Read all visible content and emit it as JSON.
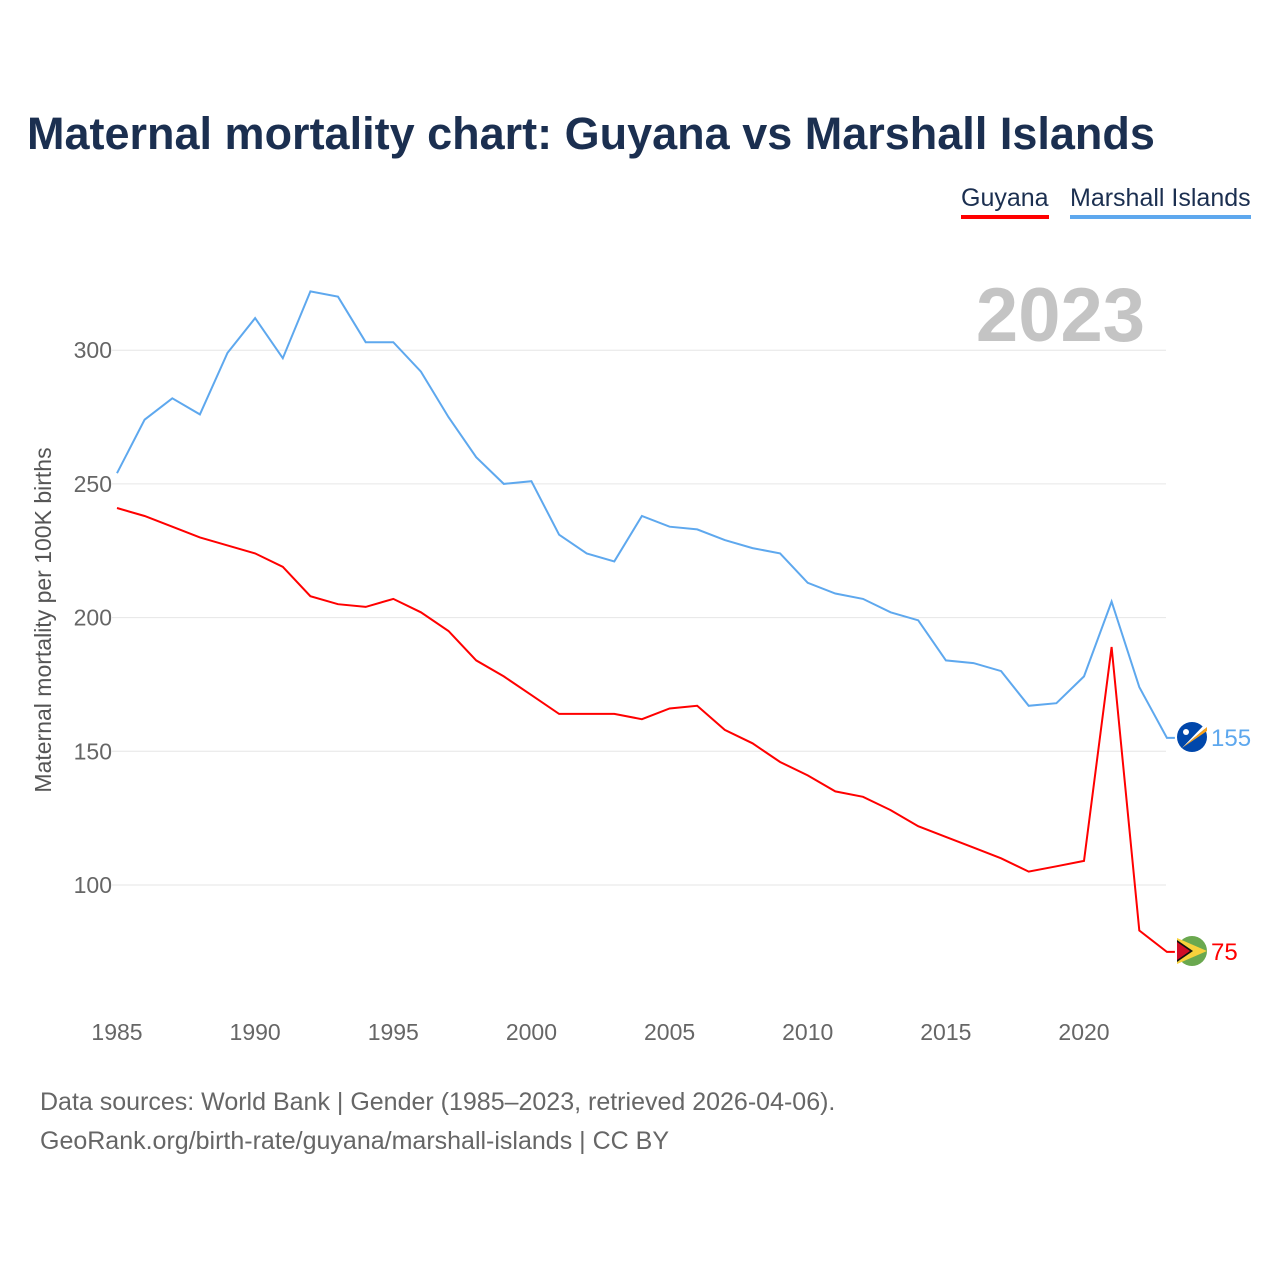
{
  "chart_data": {
    "type": "line",
    "title": "Maternal mortality chart: Guyana vs Marshall Islands",
    "ylabel": "Maternal mortality per 100K births",
    "xlabel": "",
    "year_label": "2023",
    "xlim": [
      1985,
      2023
    ],
    "ylim": [
      60,
      330
    ],
    "xticks": [
      1985,
      1990,
      1995,
      2000,
      2005,
      2010,
      2015,
      2020
    ],
    "yticks": [
      100,
      150,
      200,
      250,
      300
    ],
    "grid": true,
    "legend_position": "top-right",
    "x": [
      1985,
      1986,
      1987,
      1988,
      1989,
      1990,
      1991,
      1992,
      1993,
      1994,
      1995,
      1996,
      1997,
      1998,
      1999,
      2000,
      2001,
      2002,
      2003,
      2004,
      2005,
      2006,
      2007,
      2008,
      2009,
      2010,
      2011,
      2012,
      2013,
      2014,
      2015,
      2016,
      2017,
      2018,
      2019,
      2020,
      2021,
      2022,
      2023
    ],
    "series": [
      {
        "name": "Guyana",
        "color": "#ff0000",
        "end_label": "75",
        "values": [
          241,
          238,
          234,
          230,
          227,
          224,
          219,
          208,
          205,
          204,
          207,
          202,
          195,
          184,
          178,
          171,
          164,
          164,
          164,
          162,
          166,
          167,
          158,
          153,
          146,
          141,
          135,
          133,
          128,
          122,
          118,
          114,
          110,
          105,
          107,
          109,
          189,
          83,
          75
        ]
      },
      {
        "name": "Marshall Islands",
        "color": "#5ea8ee",
        "end_label": "155",
        "values": [
          254,
          274,
          282,
          276,
          299,
          312,
          297,
          322,
          320,
          303,
          303,
          292,
          275,
          260,
          250,
          251,
          231,
          224,
          221,
          238,
          234,
          233,
          229,
          226,
          224,
          213,
          209,
          207,
          202,
          199,
          184,
          183,
          180,
          167,
          168,
          178,
          206,
          174,
          155
        ]
      }
    ]
  },
  "footer": {
    "line1": "Data sources: World Bank | Gender (1985–2023, retrieved 2026-04-06).",
    "line2": "GeoRank.org/birth-rate/guyana/marshall-islands | CC BY"
  }
}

### [WRITTEN INSTRUCTION]
Quote the records above exactly, leaving out any pictures.

### [SOLUTION]
Read all visible content and emit it as JSON.
{
  "chart_data": {
    "type": "line",
    "title": "Maternal mortality chart: Guyana vs Marshall Islands",
    "ylabel": "Maternal mortality per 100K births",
    "xlabel": "",
    "year_label": "2023",
    "xlim": [
      1985,
      2023
    ],
    "ylim": [
      60,
      330
    ],
    "xticks": [
      1985,
      1990,
      1995,
      2000,
      2005,
      2010,
      2015,
      2020
    ],
    "yticks": [
      100,
      150,
      200,
      250,
      300
    ],
    "grid": true,
    "legend_position": "top-right",
    "x": [
      1985,
      1986,
      1987,
      1988,
      1989,
      1990,
      1991,
      1992,
      1993,
      1994,
      1995,
      1996,
      1997,
      1998,
      1999,
      2000,
      2001,
      2002,
      2003,
      2004,
      2005,
      2006,
      2007,
      2008,
      2009,
      2010,
      2011,
      2012,
      2013,
      2014,
      2015,
      2016,
      2017,
      2018,
      2019,
      2020,
      2021,
      2022,
      2023
    ],
    "series": [
      {
        "name": "Guyana",
        "color": "#ff0000",
        "end_label": "75",
        "values": [
          241,
          238,
          234,
          230,
          227,
          224,
          219,
          208,
          205,
          204,
          207,
          202,
          195,
          184,
          178,
          171,
          164,
          164,
          164,
          162,
          166,
          167,
          158,
          153,
          146,
          141,
          135,
          133,
          128,
          122,
          118,
          114,
          110,
          105,
          107,
          109,
          189,
          83,
          75
        ]
      },
      {
        "name": "Marshall Islands",
        "color": "#5ea8ee",
        "end_label": "155",
        "values": [
          254,
          274,
          282,
          276,
          299,
          312,
          297,
          322,
          320,
          303,
          303,
          292,
          275,
          260,
          250,
          251,
          231,
          224,
          221,
          238,
          234,
          233,
          229,
          226,
          224,
          213,
          209,
          207,
          202,
          199,
          184,
          183,
          180,
          167,
          168,
          178,
          206,
          174,
          155
        ]
      }
    ]
  },
  "footer": {
    "line1": "Data sources: World Bank | Gender (1985–2023, retrieved 2026-04-06).",
    "line2": "GeoRank.org/birth-rate/guyana/marshall-islands | CC BY"
  }
}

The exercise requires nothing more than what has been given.